### Exercise requirements
Copy out, unchanged, the entries from the line containing "bottom-separator [24, 644, 898, 646]" through the line containing "color-swatch-icon [324, 179, 352, 195]", both lines included.

====== Dataset extract ======

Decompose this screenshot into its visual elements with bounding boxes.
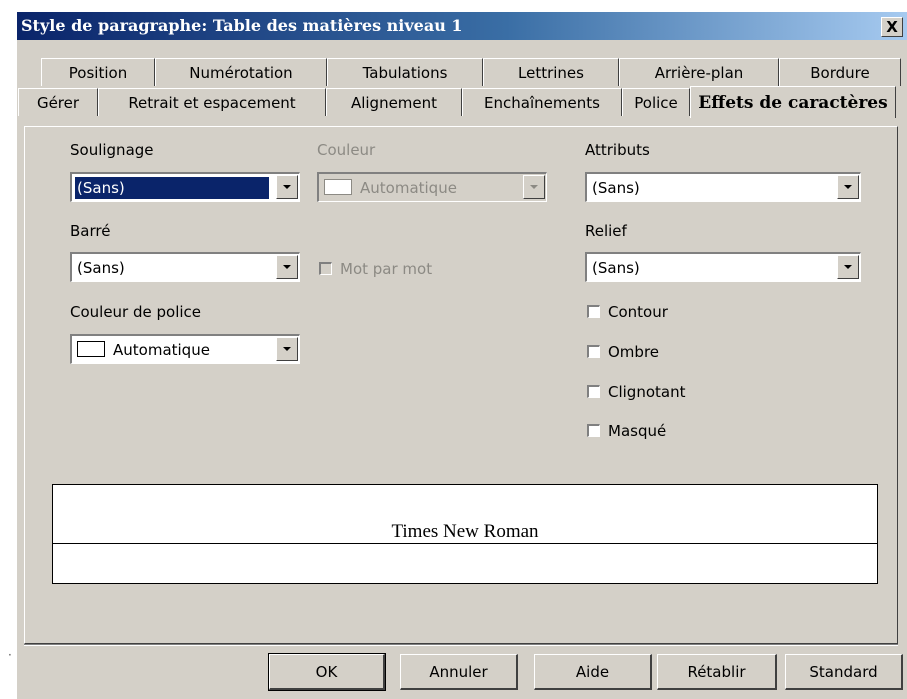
bottom-separator [24, 644, 898, 646]
window-title: Style de paragraphe: Table des matières … [21, 16, 463, 35]
couleur-police-value: Automatique [75, 339, 212, 361]
barre-value: (Sans) [77, 259, 125, 277]
tab-lettrines[interactable]: Lettrines [483, 58, 619, 86]
clignotant-label: Clignotant [608, 383, 686, 401]
chevron-down-icon[interactable] [276, 337, 298, 361]
color-swatch-icon [324, 179, 352, 195]
tab-position[interactable]: Position [41, 58, 155, 86]
barre-label: Barré [70, 222, 111, 240]
standard-button[interactable]: Standard [785, 654, 903, 690]
chevron-down-icon[interactable] [837, 255, 859, 279]
couleur-police-select[interactable]: Automatique [70, 334, 300, 364]
ok-button[interactable]: OK [268, 653, 386, 691]
attributs-select[interactable]: (Sans) [585, 172, 861, 202]
couleur-select[interactable]: Automatique [317, 172, 547, 202]
soulignage-value: (Sans) [75, 177, 269, 199]
ombre-checkbox[interactable]: Ombre [587, 343, 659, 361]
couleur-police-value-text: Automatique [113, 341, 210, 359]
relief-value: (Sans) [592, 259, 640, 277]
chevron-down-icon[interactable] [523, 175, 545, 199]
tab-retrait-espacement[interactable]: Retrait et espacement [98, 88, 326, 116]
aide-button[interactable]: Aide [534, 654, 652, 690]
preview-box: Times New Roman [52, 484, 878, 584]
checkbox-icon [587, 345, 600, 358]
mot-par-mot-checkbox[interactable]: Mot par mot [319, 260, 432, 278]
clignotant-checkbox[interactable]: Clignotant [587, 383, 685, 401]
chevron-down-icon[interactable] [276, 175, 298, 199]
tab-tabulations[interactable]: Tabulations [327, 58, 483, 86]
relief-label: Relief [585, 222, 627, 240]
attributs-label: Attributs [585, 141, 650, 159]
retablir-button[interactable]: Rétablir [657, 654, 777, 690]
mot-par-mot-label: Mot par mot [340, 260, 433, 278]
title-bar[interactable]: Style de paragraphe: Table des matières … [17, 12, 907, 40]
tab-alignement[interactable]: Alignement [326, 88, 462, 116]
preview-baseline [53, 543, 877, 544]
dialog-window: Style de paragraphe: Table des matières … [17, 12, 907, 699]
ombre-label: Ombre [608, 343, 660, 361]
masque-checkbox[interactable]: Masqué [587, 422, 666, 440]
checkbox-icon [319, 262, 332, 275]
tab-arriere-plan[interactable]: Arrière-plan [619, 58, 779, 86]
checkbox-icon [587, 385, 600, 398]
couleur-label: Couleur [317, 141, 376, 159]
tab-enchainements[interactable]: Enchaînements [462, 88, 622, 116]
checkbox-icon [587, 305, 600, 318]
contour-label: Contour [608, 303, 668, 321]
soulignage-select[interactable]: (Sans) [70, 172, 300, 202]
stray-dot: · [8, 648, 12, 662]
tab-gerer[interactable]: Gérer [18, 88, 98, 116]
soulignage-label: Soulignage [70, 141, 154, 159]
tab-police[interactable]: Police [622, 88, 690, 116]
preview-text: Times New Roman [391, 521, 539, 542]
barre-select[interactable]: (Sans) [70, 252, 300, 282]
chevron-down-icon[interactable] [276, 255, 298, 279]
couleur-value-text: Automatique [360, 179, 457, 197]
chevron-down-icon[interactable] [837, 175, 859, 199]
relief-select[interactable]: (Sans) [585, 252, 861, 282]
masque-label: Masqué [608, 422, 667, 440]
couleur-value: Automatique [322, 177, 459, 199]
checkbox-icon [587, 424, 600, 437]
contour-checkbox[interactable]: Contour [587, 303, 668, 321]
annuler-button[interactable]: Annuler [400, 654, 518, 690]
attributs-value: (Sans) [592, 179, 640, 197]
close-button[interactable]: X [881, 17, 903, 37]
couleur-police-label: Couleur de police [70, 303, 202, 321]
color-swatch-icon [77, 341, 105, 357]
tab-bordure[interactable]: Bordure [779, 58, 901, 86]
tab-effets-caracteres[interactable]: Effets de caractères [690, 86, 896, 118]
tab-numerotation[interactable]: Numérotation [155, 58, 327, 86]
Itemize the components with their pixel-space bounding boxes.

======

### The response
bottom-separator [24, 644, 898, 646]
window-title: Style de paragraphe: Table des matières … [21, 16, 463, 35]
couleur-police-value: Automatique [75, 339, 212, 361]
barre-value: (Sans) [77, 259, 125, 277]
tab-lettrines[interactable]: Lettrines [483, 58, 619, 86]
clignotant-label: Clignotant [608, 383, 686, 401]
chevron-down-icon[interactable] [276, 337, 298, 361]
color-swatch-icon [324, 179, 352, 195]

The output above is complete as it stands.